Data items
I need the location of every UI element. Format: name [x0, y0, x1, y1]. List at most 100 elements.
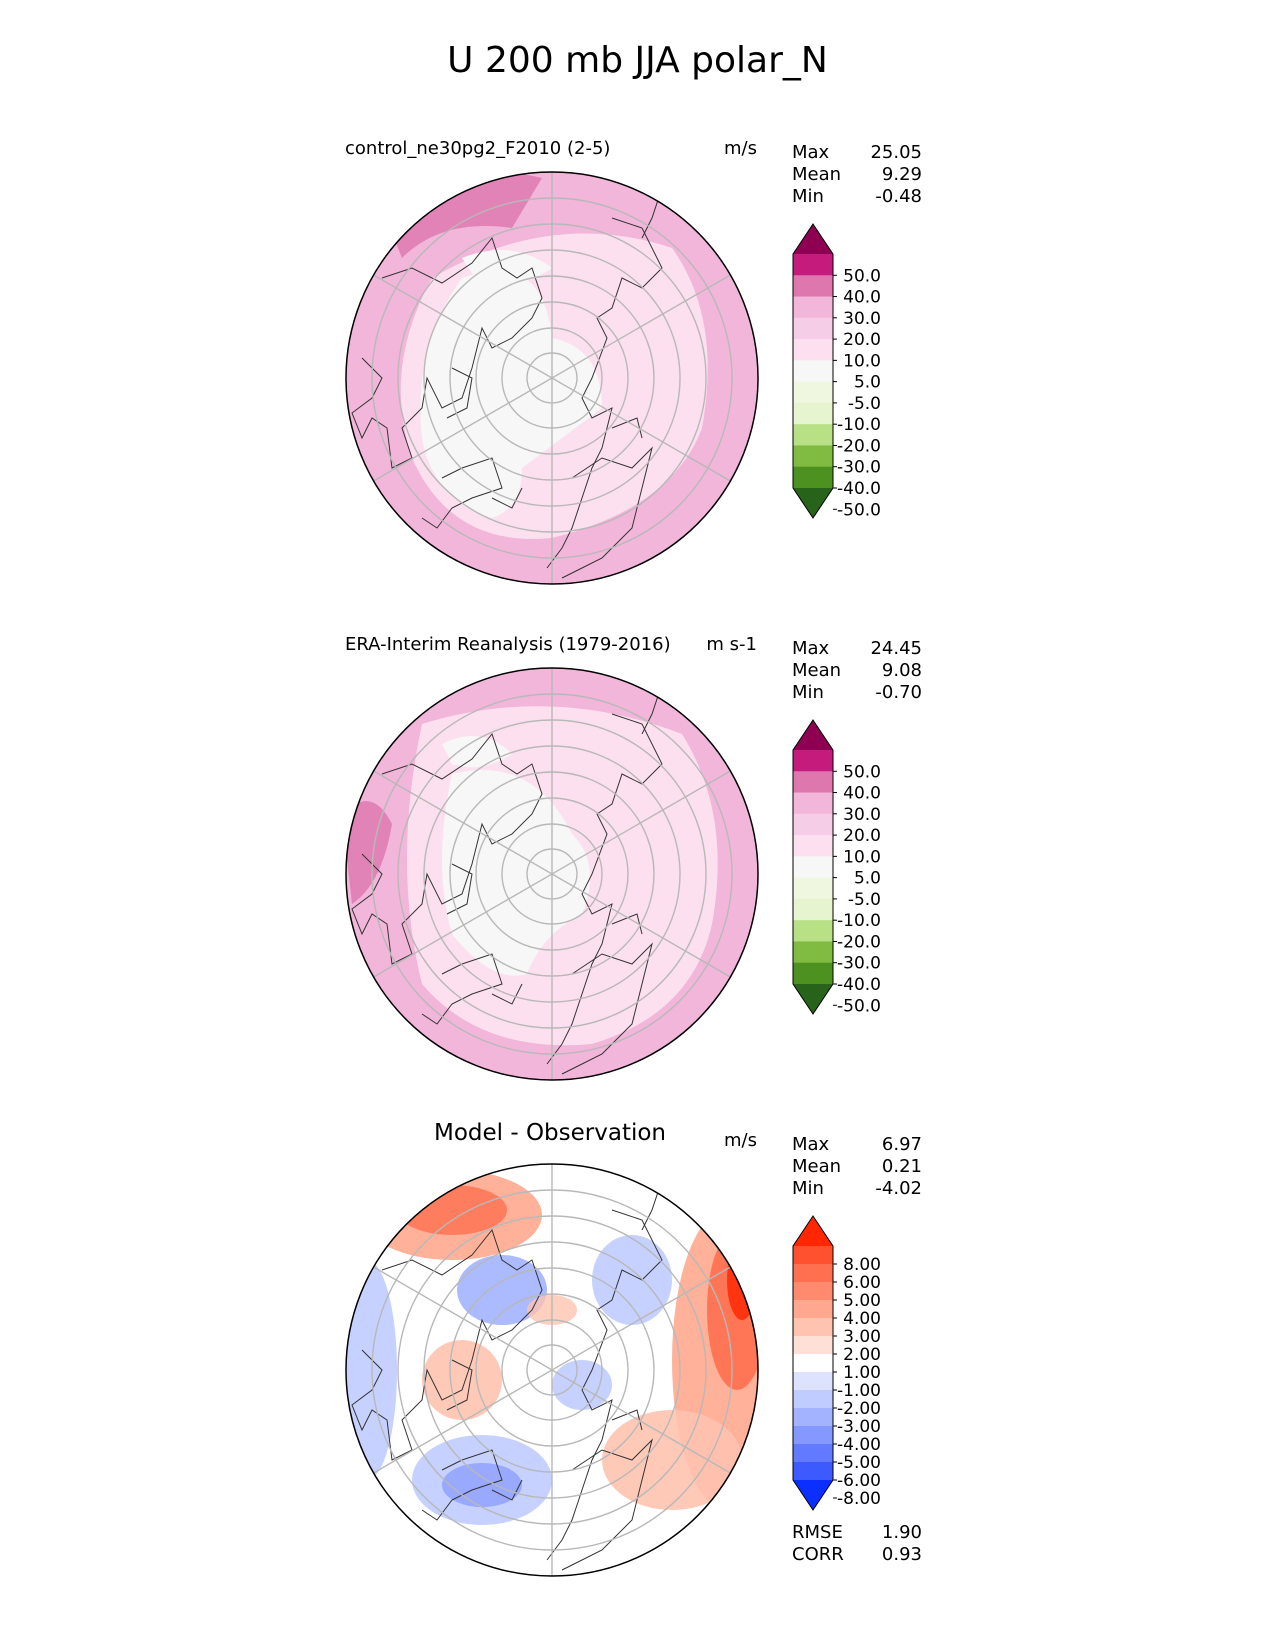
- colorbar-tick-label: -40.0: [837, 975, 881, 995]
- colorbar-tick-label: -2.00: [837, 1399, 881, 1419]
- stat-label: CORR: [792, 1544, 844, 1565]
- colorbar-segment: [793, 877, 833, 900]
- panel-title: Model - Observation: [433, 1120, 667, 1146]
- colorbar-tick-label: 50.0: [843, 762, 881, 782]
- stat-value: 6.97: [881, 1134, 922, 1155]
- map-boundary: [345, 1163, 759, 1577]
- colorbar-segment: [793, 771, 833, 794]
- stat-label: Min: [792, 682, 824, 703]
- stat-label: Min: [792, 186, 824, 207]
- stat-value: -0.48: [875, 186, 922, 207]
- colorbar-segment: [793, 1354, 833, 1373]
- stats-box: Max 25.05 Mean 9.29 Min -0.48: [792, 142, 922, 208]
- colorbar-tick-label: -30.0: [837, 458, 881, 478]
- stat-min: Min -0.48: [792, 186, 922, 208]
- colorbar-tick-label: 5.00: [843, 1291, 881, 1311]
- colorbar-tick-label: -4.00: [837, 1435, 881, 1455]
- colorbar-segment: [793, 1318, 833, 1337]
- colorbar-tick-label: 3.00: [843, 1327, 881, 1347]
- stat-label: Max: [792, 142, 830, 163]
- map-boundary: [345, 667, 759, 1081]
- colorbar-segment: [793, 856, 833, 879]
- colorbar-segment: [793, 835, 833, 857]
- stat-value: 0.93: [881, 1544, 922, 1565]
- panel-units: m/s: [724, 1130, 757, 1151]
- panel-units: m/s: [724, 138, 757, 159]
- polar-map: [345, 171, 759, 585]
- colorbar-segment: [793, 466, 833, 489]
- colorbar-extend-min: [793, 1480, 833, 1510]
- field-contour: [346, 801, 392, 904]
- field-contour: [397, 1185, 507, 1235]
- colorbar-segment: [793, 254, 833, 276]
- stat-mean: Mean 9.29: [792, 164, 922, 186]
- colorbar-segment: [793, 750, 833, 772]
- colorbar-tick-label: 5.0: [854, 869, 881, 889]
- stat-value: 24.45: [870, 638, 922, 659]
- stat-label: Max: [792, 638, 830, 659]
- colorbar-tick-label: -5.0: [848, 394, 881, 414]
- colorbar-segment: [793, 1300, 833, 1319]
- colorbar: 50.040.030.020.010.05.0-5.0-10.0-20.0-30…: [792, 223, 881, 520]
- field-contour: [457, 1255, 547, 1325]
- stat-label: Mean: [792, 164, 842, 185]
- stats-box: Max 6.97 Mean 0.21 Min -4.02: [792, 1134, 922, 1200]
- graticule: [371, 1164, 733, 1576]
- colorbar-segment: [793, 339, 833, 361]
- colorbar-segment: [793, 381, 833, 404]
- error-stats: RMSE 1.90 CORR 0.93: [792, 1522, 922, 1566]
- colorbar-segment: [793, 360, 833, 383]
- colorbar-segment: [793, 296, 833, 319]
- colorbar-extend-max: [793, 224, 833, 254]
- polar-map: [345, 667, 759, 1081]
- figure-title: U 200 mb JJA polar_N: [447, 40, 828, 81]
- colorbar-tick-label: 2.00: [843, 1345, 881, 1365]
- colorbar-tick-label: -6.00: [837, 1471, 881, 1491]
- colorbar-tick-label: -20.0: [837, 932, 881, 952]
- stat-label: Max: [792, 1134, 830, 1155]
- stat-value: 25.05: [870, 142, 922, 163]
- colorbar-segment: [793, 792, 833, 815]
- colorbar-tick-label: -3.00: [837, 1417, 881, 1437]
- stat-label: RMSE: [792, 1522, 843, 1543]
- panel-ref: ERA-Interim Reanalysis (1979-2016) m s-1…: [0, 626, 1275, 1116]
- colorbar-tick-label: 10.0: [843, 351, 881, 371]
- stat-label: Mean: [792, 660, 842, 681]
- stat-max: Max 6.97: [792, 1134, 922, 1156]
- stat-label: Mean: [792, 1156, 842, 1177]
- colorbar-segment: [793, 1372, 833, 1391]
- stat-value: 0.21: [881, 1156, 922, 1177]
- polar-map: [345, 1163, 759, 1577]
- colorbar-tick-label: -5.00: [837, 1453, 881, 1473]
- colorbar-tick-label: -1.00: [837, 1381, 881, 1401]
- colorbar-tick-label: -20.0: [837, 436, 881, 456]
- colorbar-tick-label: -50.0: [837, 996, 881, 1016]
- colorbar-tick-label: 1.00: [843, 1363, 881, 1383]
- colorbar-segment: [793, 1444, 833, 1463]
- colorbar-segment: [793, 1282, 833, 1301]
- panel-diff: Model - Observation m/s Max 6.97 Mean 0.21…: [0, 1120, 1275, 1612]
- colorbar: 8.006.005.004.003.002.001.00-1.00-2.00-3…: [792, 1215, 881, 1511]
- colorbar-extend-min: [793, 984, 833, 1014]
- field-contour: [592, 1235, 672, 1325]
- colorbar-segment: [793, 898, 833, 921]
- colorbar-segment: [793, 275, 833, 298]
- colorbar-tick-label: 20.0: [843, 330, 881, 350]
- stats-box: Max 24.45 Mean 9.08 Min -0.70: [792, 638, 922, 704]
- panel-test: control_ne30pg2_F2010 (2-5) m/s Max 25.05…: [0, 130, 1275, 620]
- graticule: [371, 668, 733, 1080]
- colorbar-tick-label: 40.0: [843, 288, 881, 308]
- field-contour: [602, 1410, 742, 1510]
- panel-title: control_ne30pg2_F2010 (2-5): [345, 138, 611, 159]
- stat-label: Min: [792, 1178, 824, 1199]
- colorbar-segment: [793, 941, 833, 964]
- stat-value: -4.02: [875, 1178, 922, 1199]
- colorbar-segment: [793, 1246, 833, 1265]
- colorbar-tick-label: -10.0: [837, 911, 881, 931]
- colorbar-tick-label: -5.0: [848, 890, 881, 910]
- colorbar-extend-max: [793, 1216, 833, 1246]
- colorbar-segment: [793, 813, 833, 836]
- colorbar-tick-label: 10.0: [843, 847, 881, 867]
- stat-mean: Mean 9.08: [792, 660, 922, 682]
- colorbar-tick-label: 4.00: [843, 1309, 881, 1329]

§ **What to do**: Format the data items above as a Markdown table with two columns, "No." for the row number and "Line" for the line, and skip any blank lines. Leave the pictures out of the table.

§ **Exercise response**:
| No. | Line |
|---|---|
| 1 | I need the location of every UI element. Format: name [x0, y0, x1, y1]. List at most 100 elements. |
| 2 | - colorbar-tick-label: -40.0: [837, 975, 881, 995] |
| 3 | - colorbar-tick-label: -2.00: [837, 1399, 881, 1419] |
| 4 | - stat-label: CORR: [792, 1544, 844, 1565] |
| 5 | - colorbar-segment: [793, 877, 833, 900] |
| 6 | - panel-title: Model - Observation: [433, 1120, 667, 1146] |
| 7 | - colorbar-tick-label: 50.0: [843, 762, 881, 782] |
| 8 | - stat-value: 6.97: [881, 1134, 922, 1155] |
| 9 | - map-boundary: [345, 1163, 759, 1577] |
| 10 | - colorbar-segment: [793, 771, 833, 794] |
| 11 | - stat-label: Min: [792, 682, 824, 703] |
| 12 | - stat-label: Min: [792, 186, 824, 207] |
| 13 | - stat-value: -0.48: [875, 186, 922, 207] |
| 14 | - colorbar-segment: [793, 1354, 833, 1373] |
| 15 | - stats-box: Max 25.05 Mean 9.29 Min -0.48: [792, 142, 922, 208] |
| 16 | - colorbar-tick-label: -30.0: [837, 458, 881, 478] |
| 17 | - stat-min: Min -0.48: [792, 186, 922, 208] |
| 18 | - colorbar-tick-label: 5.00: [843, 1291, 881, 1311] |
| 19 | - colorbar-tick-label: -4.00: [837, 1435, 881, 1455] |
| 20 | - colorbar-segment: [793, 1318, 833, 1337] |
| 21 | - colorbar-tick-label: 3.00: [843, 1327, 881, 1347] |
| 22 | - stat-label: Max: [792, 142, 830, 163] |
| 23 | - map-boundary: [345, 667, 759, 1081] |
| 24 | - colorbar-segment: [793, 856, 833, 879] |
| 25 | - colorbar-segment: [793, 835, 833, 857] |
| 26 | - stat-value: 0.93: [881, 1544, 922, 1565] |
| 27 | - panel-units: m/s: [724, 1130, 757, 1151] |
| 28 | - panel-units: m/s: [724, 138, 757, 159] |
| 29 | - polar-map: [345, 171, 759, 585] |
| 30 | - colorbar-segment: [793, 466, 833, 489] |
| 31 | - colorbar-extend-min: [793, 1480, 833, 1510] |
| 32 | - field-contour: [346, 801, 392, 904] |
| 33 | - field-contour: [397, 1185, 507, 1235] |
| 34 | - colorbar-segment: [793, 254, 833, 276] |
| 35 | - stat-mean: Mean 9.29: [792, 164, 922, 186] |
| 36 | - colorbar-segment: [793, 750, 833, 772] |
| 37 | - colorbar-tick-label: 5.0: [854, 869, 881, 889] |
| 38 | - stat-value: 24.45: [870, 638, 922, 659] |
| 39 | - stat-label: Max: [792, 638, 830, 659] |
| 40 | - colorbar-tick-label: -5.0: [848, 394, 881, 414] |
| 41 | - colorbar-segment: [793, 1300, 833, 1319] |
| 42 | - colorbar: 50.040.030.020.010.05.0-5.0-10.0-20.0-30…: [792, 223, 881, 520] |
| 43 | - field-contour: [457, 1255, 547, 1325] |
| 44 | - stat-label: Mean: [792, 164, 842, 185] |
| 45 | - stats-box: Max 6.97 Mean 0.21 Min -4.02: [792, 1134, 922, 1200] |
| 46 | - graticule: [371, 1164, 733, 1576] |
| 47 | - colorbar-segment: [793, 339, 833, 361] |
| 48 | - colorbar-segment: [793, 381, 833, 404] |
| 49 | - error-stats: RMSE 1.90 CORR 0.93: [792, 1522, 922, 1566] |
| 50 | - colorbar-segment: [793, 360, 833, 383] |
| 51 | - colorbar-segment: [793, 296, 833, 319] |
| 52 | - colorbar-extend-max: [793, 224, 833, 254] |
| 53 | - polar-map: [345, 667, 759, 1081] |
| 54 | - figure-title: U 200 mb JJA polar_N: [447, 40, 828, 81] |
| 55 | - colorbar-tick-label: 2.00: [843, 1345, 881, 1365] |
| 56 | - colorbar-tick-label: -6.00: [837, 1471, 881, 1491] |
| 57 | - colorbar-tick-label: -20.0: [837, 932, 881, 952] |
| 58 | - stat-label: Max: [792, 1134, 830, 1155] |
| 59 | - stat-value: 25.05: [870, 142, 922, 163] |
| 60 | - colorbar-segment: [793, 792, 833, 815] |
| 61 | - colorbar-tick-label: -3.00: [837, 1417, 881, 1437] |
| 62 | - stat-label: RMSE: [792, 1522, 843, 1543] |
| 63 | - panel-ref: ERA-Interim Reanalysis (1979-2016) m s-1…: [0, 626, 1275, 1116] |
| 64 | - colorbar-tick-label: 10.0: [843, 351, 881, 371] |
| 65 | - stat-label: Mean: [792, 660, 842, 681] |
| 66 | - stat-max: Max 6.97: [792, 1134, 922, 1156] |
| 67 | - stat-label: Mean: [792, 1156, 842, 1177] |
| 68 | - colorbar-segment: [793, 1372, 833, 1391] |
| 69 | - stat-value: 0.21: [881, 1156, 922, 1177] |
| 70 | - polar-map: [345, 1163, 759, 1577] |
| 71 | - colorbar-tick-label: -5.00: [837, 1453, 881, 1473] |
| 72 | - colorbar-tick-label: -1.00: [837, 1381, 881, 1401] |
| 73 | - colorbar-tick-label: -20.0: [837, 436, 881, 456] |
| 74 | - colorbar-tick-label: -50.0: [837, 996, 881, 1016] |
| 75 | - colorbar-tick-label: 1.00: [843, 1363, 881, 1383] |
| 76 | - colorbar-segment: [793, 1444, 833, 1463] |
| 77 | - colorbar-segment: [793, 1282, 833, 1301] |
| 78 | - panel-diff: Model - Observation m/s Max 6.97 Mean 0.21…: [0, 1120, 1275, 1612] |
| 79 | - colorbar: 8.006.005.004.003.002.001.00-1.00-2.00-3…: [792, 1215, 881, 1511] |
| 80 | - colorbar-extend-min: [793, 984, 833, 1014] |
| 81 | - field-contour: [592, 1235, 672, 1325] |
| 82 | - colorbar-segment: [793, 898, 833, 921] |
| 83 | - colorbar-segment: [793, 275, 833, 298] |
| 84 | - colorbar-tick-label: 20.0: [843, 330, 881, 350] |
| 85 | - stats-box: Max 24.45 Mean 9.08 Min -0.70: [792, 638, 922, 704] |
| 86 | - panel-test: control_ne30pg2_F2010 (2-5) m/s Max 25.05…: [0, 130, 1275, 620] |
| 87 | - graticule: [371, 668, 733, 1080] |
| 88 | - colorbar-tick-label: 40.0: [843, 288, 881, 308] |
| 89 | - field-contour: [602, 1410, 742, 1510] |
| 90 | - panel-title: control_ne30pg2_F2010 (2-5): [345, 138, 611, 159] |
| 91 | - stat-label: Min: [792, 1178, 824, 1199] |
| 92 | - colorbar-segment: [793, 941, 833, 964] |
| 93 | - stat-value: -4.02: [875, 1178, 922, 1199] |
| 94 | - colorbar-segment: [793, 1246, 833, 1265] |
| 95 | - colorbar-tick-label: -10.0: [837, 911, 881, 931] |
| 96 | - colorbar-tick-label: -5.0: [848, 890, 881, 910] |
| 97 | - colorbar-extend-max: [793, 1216, 833, 1246] |
| 98 | - colorbar-segment: [793, 813, 833, 836] |
| 99 | - colorbar-tick-label: 10.0: [843, 847, 881, 867] |
| 100 | - stat-mean: Mean 9.08: [792, 660, 922, 682] |
| 101 | - colorbar-tick-label: 4.00: [843, 1309, 881, 1329] |